Source material:
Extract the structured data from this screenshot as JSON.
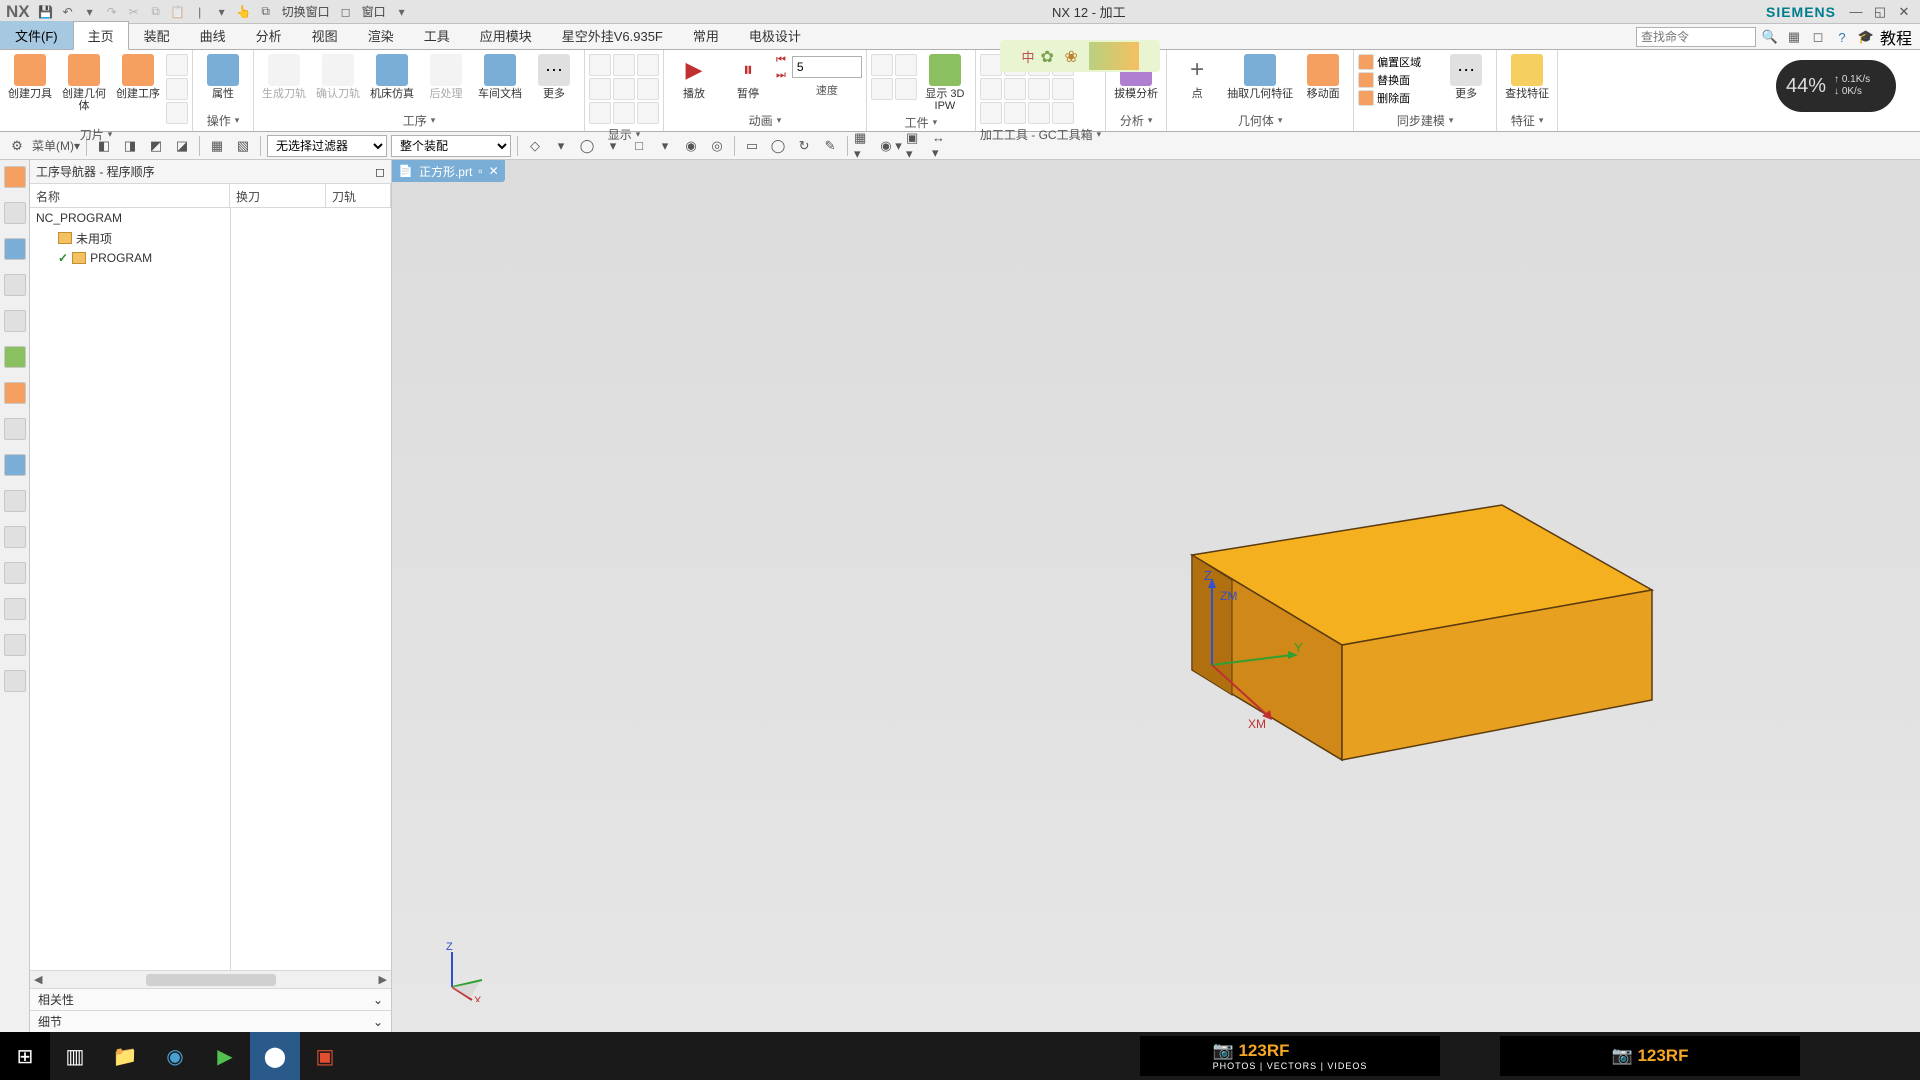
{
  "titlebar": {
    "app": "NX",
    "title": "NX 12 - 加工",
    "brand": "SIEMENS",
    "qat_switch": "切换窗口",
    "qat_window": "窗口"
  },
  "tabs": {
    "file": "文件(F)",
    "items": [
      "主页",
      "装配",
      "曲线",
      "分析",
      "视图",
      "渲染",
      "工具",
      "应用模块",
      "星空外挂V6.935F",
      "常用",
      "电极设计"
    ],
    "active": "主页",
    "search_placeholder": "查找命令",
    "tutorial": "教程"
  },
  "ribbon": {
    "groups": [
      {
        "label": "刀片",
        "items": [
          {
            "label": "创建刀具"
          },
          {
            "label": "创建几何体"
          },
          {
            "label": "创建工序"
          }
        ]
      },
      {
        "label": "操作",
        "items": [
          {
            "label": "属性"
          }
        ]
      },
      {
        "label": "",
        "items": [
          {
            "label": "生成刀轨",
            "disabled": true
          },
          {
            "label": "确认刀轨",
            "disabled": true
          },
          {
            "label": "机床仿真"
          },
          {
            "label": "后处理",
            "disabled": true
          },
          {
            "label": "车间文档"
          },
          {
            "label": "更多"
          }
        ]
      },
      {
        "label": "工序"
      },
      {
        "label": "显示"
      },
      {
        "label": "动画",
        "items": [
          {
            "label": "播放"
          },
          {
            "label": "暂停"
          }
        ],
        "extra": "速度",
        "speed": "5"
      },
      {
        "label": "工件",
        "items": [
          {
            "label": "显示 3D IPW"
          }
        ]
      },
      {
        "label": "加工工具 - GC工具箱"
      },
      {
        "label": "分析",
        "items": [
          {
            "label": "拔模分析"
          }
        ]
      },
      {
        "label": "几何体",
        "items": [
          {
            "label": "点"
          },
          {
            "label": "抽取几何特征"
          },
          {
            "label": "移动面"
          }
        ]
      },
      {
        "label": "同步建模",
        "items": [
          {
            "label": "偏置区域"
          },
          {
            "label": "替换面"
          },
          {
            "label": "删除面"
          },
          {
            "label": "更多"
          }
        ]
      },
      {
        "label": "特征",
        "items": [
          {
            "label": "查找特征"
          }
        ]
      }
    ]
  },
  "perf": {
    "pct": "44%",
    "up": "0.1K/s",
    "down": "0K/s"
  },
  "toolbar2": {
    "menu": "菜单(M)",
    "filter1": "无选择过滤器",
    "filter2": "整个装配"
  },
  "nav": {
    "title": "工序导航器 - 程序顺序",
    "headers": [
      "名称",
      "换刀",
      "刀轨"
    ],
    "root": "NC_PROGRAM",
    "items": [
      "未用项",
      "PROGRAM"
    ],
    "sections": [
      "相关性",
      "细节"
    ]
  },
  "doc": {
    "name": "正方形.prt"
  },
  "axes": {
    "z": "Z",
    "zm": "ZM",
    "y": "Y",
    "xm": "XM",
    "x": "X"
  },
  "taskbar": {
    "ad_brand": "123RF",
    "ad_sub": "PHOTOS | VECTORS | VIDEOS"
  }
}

Task objective: Transcribe every entry word for word, but omit the pictures.

Finished exercise:
Extract the structured data from this screenshot as JSON.
{
  "titlebar": {
    "app": "NX",
    "title": "NX 12 - 加工",
    "brand": "SIEMENS",
    "qat_switch": "切换窗口",
    "qat_window": "窗口"
  },
  "tabs": {
    "file": "文件(F)",
    "items": [
      "主页",
      "装配",
      "曲线",
      "分析",
      "视图",
      "渲染",
      "工具",
      "应用模块",
      "星空外挂V6.935F",
      "常用",
      "电极设计"
    ],
    "active": "主页",
    "search_placeholder": "查找命令",
    "tutorial": "教程"
  },
  "ribbon": {
    "groups": [
      {
        "label": "刀片",
        "items": [
          {
            "label": "创建刀具"
          },
          {
            "label": "创建几何体"
          },
          {
            "label": "创建工序"
          }
        ]
      },
      {
        "label": "操作",
        "items": [
          {
            "label": "属性"
          }
        ]
      },
      {
        "label": "",
        "items": [
          {
            "label": "生成刀轨",
            "disabled": true
          },
          {
            "label": "确认刀轨",
            "disabled": true
          },
          {
            "label": "机床仿真"
          },
          {
            "label": "后处理",
            "disabled": true
          },
          {
            "label": "车间文档"
          },
          {
            "label": "更多"
          }
        ]
      },
      {
        "label": "工序"
      },
      {
        "label": "显示"
      },
      {
        "label": "动画",
        "items": [
          {
            "label": "播放"
          },
          {
            "label": "暂停"
          }
        ],
        "extra": "速度",
        "speed": "5"
      },
      {
        "label": "工件",
        "items": [
          {
            "label": "显示 3D IPW"
          }
        ]
      },
      {
        "label": "加工工具 - GC工具箱"
      },
      {
        "label": "分析",
        "items": [
          {
            "label": "拔模分析"
          }
        ]
      },
      {
        "label": "几何体",
        "items": [
          {
            "label": "点"
          },
          {
            "label": "抽取几何特征"
          },
          {
            "label": "移动面"
          }
        ]
      },
      {
        "label": "同步建模",
        "items": [
          {
            "label": "偏置区域"
          },
          {
            "label": "替换面"
          },
          {
            "label": "删除面"
          },
          {
            "label": "更多"
          }
        ]
      },
      {
        "label": "特征",
        "items": [
          {
            "label": "查找特征"
          }
        ]
      }
    ]
  },
  "perf": {
    "pct": "44%",
    "up": "0.1K/s",
    "down": "0K/s"
  },
  "toolbar2": {
    "menu": "菜单(M)",
    "filter1": "无选择过滤器",
    "filter2": "整个装配"
  },
  "nav": {
    "title": "工序导航器 - 程序顺序",
    "headers": [
      "名称",
      "换刀",
      "刀轨"
    ],
    "root": "NC_PROGRAM",
    "items": [
      "未用项",
      "PROGRAM"
    ],
    "sections": [
      "相关性",
      "细节"
    ]
  },
  "doc": {
    "name": "正方形.prt"
  },
  "axes": {
    "z": "Z",
    "zm": "ZM",
    "y": "Y",
    "xm": "XM",
    "x": "X"
  },
  "taskbar": {
    "ad_brand": "123RF",
    "ad_sub": "PHOTOS | VECTORS | VIDEOS"
  }
}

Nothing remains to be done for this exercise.